-- Challenge --
Identify the lines that include the word "screenshot", then copy all of them.

-- Task material --
####################

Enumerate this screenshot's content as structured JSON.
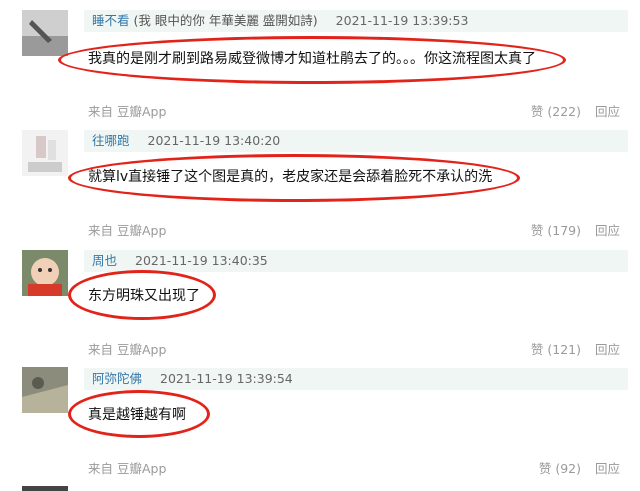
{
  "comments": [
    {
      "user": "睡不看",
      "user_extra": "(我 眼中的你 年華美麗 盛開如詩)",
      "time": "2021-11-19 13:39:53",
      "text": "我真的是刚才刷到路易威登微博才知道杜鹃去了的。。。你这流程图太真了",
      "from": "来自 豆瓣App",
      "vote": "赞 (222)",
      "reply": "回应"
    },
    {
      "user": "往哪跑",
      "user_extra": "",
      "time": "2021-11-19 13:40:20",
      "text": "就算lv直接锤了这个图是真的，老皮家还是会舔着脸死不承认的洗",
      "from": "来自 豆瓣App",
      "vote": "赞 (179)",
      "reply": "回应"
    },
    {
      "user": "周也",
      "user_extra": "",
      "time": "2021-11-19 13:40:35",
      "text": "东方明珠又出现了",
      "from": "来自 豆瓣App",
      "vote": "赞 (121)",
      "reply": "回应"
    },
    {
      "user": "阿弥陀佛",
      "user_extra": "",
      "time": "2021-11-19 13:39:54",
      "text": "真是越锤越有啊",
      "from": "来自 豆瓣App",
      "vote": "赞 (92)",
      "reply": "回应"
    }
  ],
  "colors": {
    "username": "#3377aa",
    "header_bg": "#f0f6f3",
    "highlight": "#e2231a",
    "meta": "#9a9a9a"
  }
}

####################

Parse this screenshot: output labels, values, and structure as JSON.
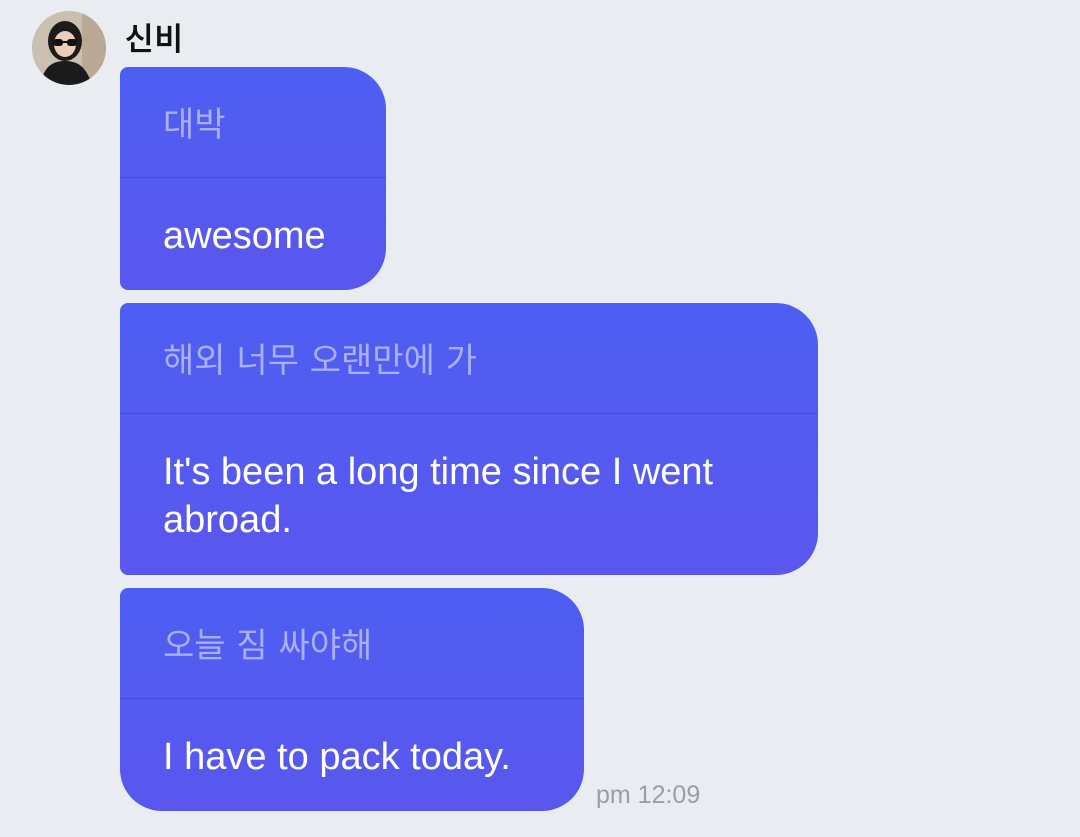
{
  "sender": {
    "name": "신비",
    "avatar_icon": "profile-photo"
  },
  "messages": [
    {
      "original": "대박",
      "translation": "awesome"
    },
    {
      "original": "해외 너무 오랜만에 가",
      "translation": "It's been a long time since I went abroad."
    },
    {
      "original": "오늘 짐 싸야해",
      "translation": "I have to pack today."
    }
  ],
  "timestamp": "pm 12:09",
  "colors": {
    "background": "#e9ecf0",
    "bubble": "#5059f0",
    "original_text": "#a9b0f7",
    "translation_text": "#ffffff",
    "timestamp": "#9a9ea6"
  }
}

####################

-- Written solution --
Enumerate this screenshot's content as structured JSON.
Parse this screenshot: output labels, values, and structure as JSON.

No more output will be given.